> EXERCISE GOAL
Each line of the data that includes the string "background" is to be copied out.

◆ ◆ ◆ ◆

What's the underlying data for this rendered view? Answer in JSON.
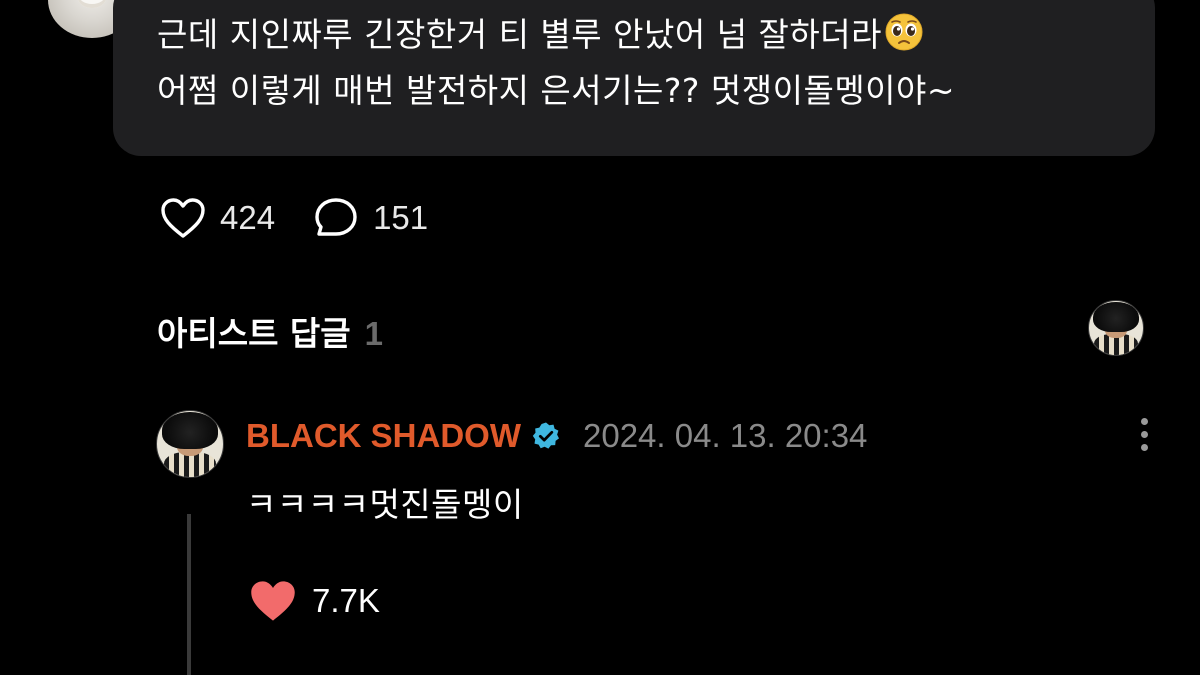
{
  "comment": {
    "text_line1": "근데 지인짜루 긴장한거 티 별루 안났어 넘 잘하더라",
    "emoji": "pleading-face-emoji",
    "text_line2": "어쩜 이렇게 매번 발전하지 은서기는?? 멋쟁이돌멩이야~",
    "likes": "424",
    "comments": "151"
  },
  "artist_replies": {
    "label": "아티스트 답글",
    "count": "1"
  },
  "reply": {
    "author": "BLACK SHADOW",
    "timestamp": "2024. 04. 13. 20:34",
    "text": "ㅋㅋㅋㅋ멋진돌멩이",
    "likes": "7.7K"
  },
  "colors": {
    "background": "#000000",
    "bubble": "#1f1f21",
    "author": "#e05a2b",
    "verified": "#3fb7e0",
    "heart_filled": "#f26b6b",
    "muted_text": "#8a8a8a"
  }
}
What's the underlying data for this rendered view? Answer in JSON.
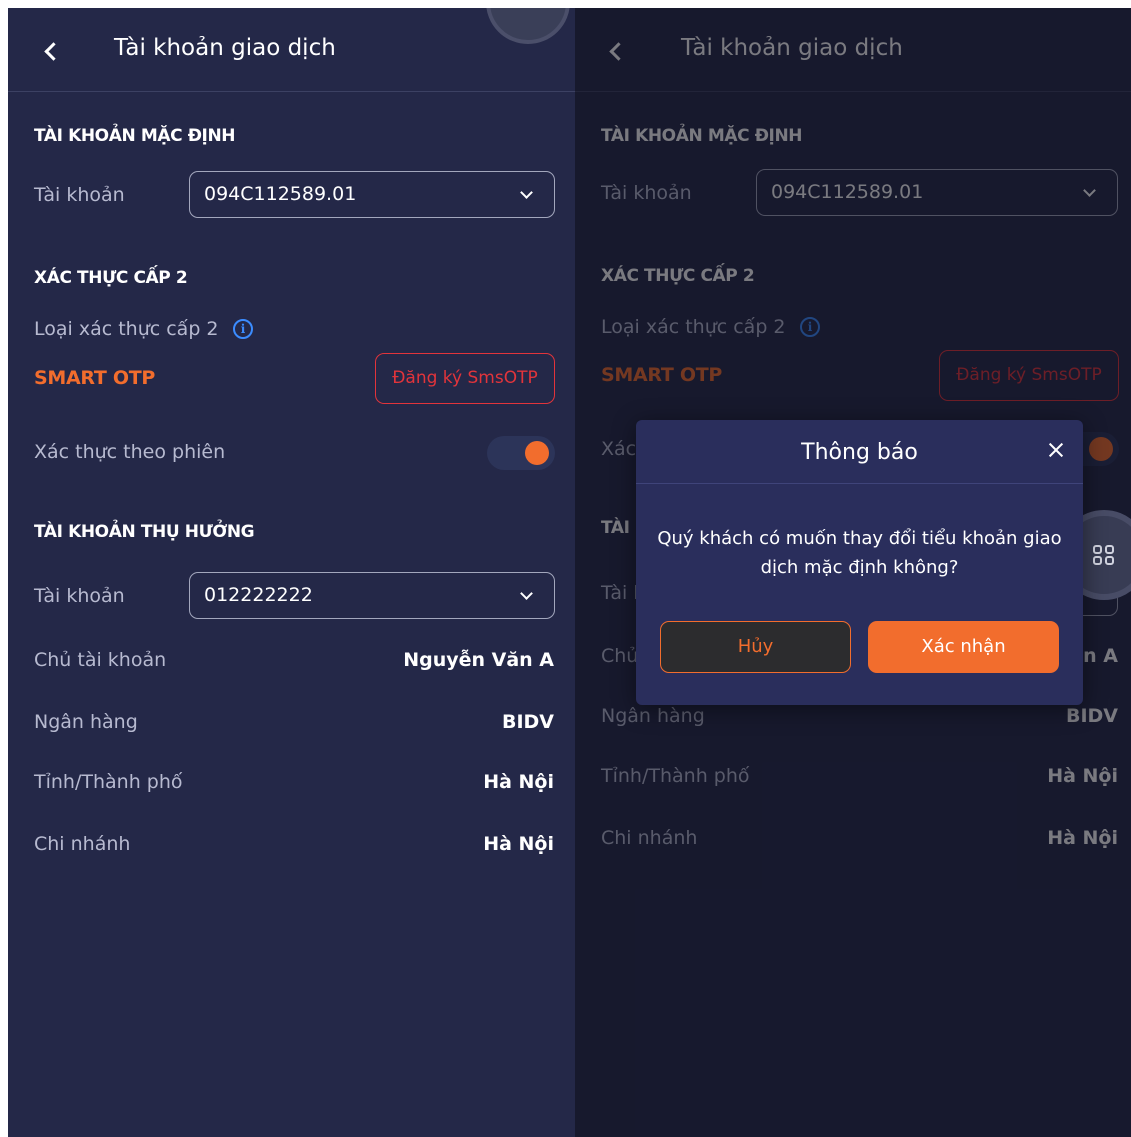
{
  "header": {
    "title": "Tài khoản giao dịch"
  },
  "default_account": {
    "section_title": "TÀI KHOẢN MẶC ĐỊNH",
    "account_label": "Tài khoản",
    "account_value": "094C112589.01"
  },
  "auth": {
    "section_title": "XÁC THỰC CẤP 2",
    "type_label": "Loại xác thực cấp 2",
    "info_icon": "info-icon",
    "type_value": "SMART OTP",
    "register_button": "Đăng ký SmsOTP",
    "session_label": "Xác thực theo phiên",
    "session_enabled": true
  },
  "beneficiary": {
    "section_title": "TÀI KHOẢN THỤ HƯỞNG",
    "account_label": "Tài khoản",
    "account_value": "012222222",
    "rows": [
      {
        "label": "Chủ tài khoản",
        "value": "Nguyễn Văn A"
      },
      {
        "label": "Ngân hàng",
        "value": "BIDV"
      },
      {
        "label": "Tỉnh/Thành phố",
        "value": "Hà Nội"
      },
      {
        "label": "Chi nhánh",
        "value": "Hà Nội"
      }
    ]
  },
  "dialog": {
    "title": "Thông báo",
    "message": "Quý khách có muốn thay đổi tiểu khoản giao dịch mặc định không?",
    "cancel_label": "Hủy",
    "confirm_label": "Xác nhận"
  },
  "colors": {
    "background": "#242848",
    "accent": "#f26d2d",
    "danger": "#e2343b",
    "info": "#3b8cff",
    "dialog_bg": "#2a2e5c"
  }
}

◆ ◆ ◆ ◆

> RESPONSE TO THIS EXERCISE
    "background": "#000000",
    "background": "#242848",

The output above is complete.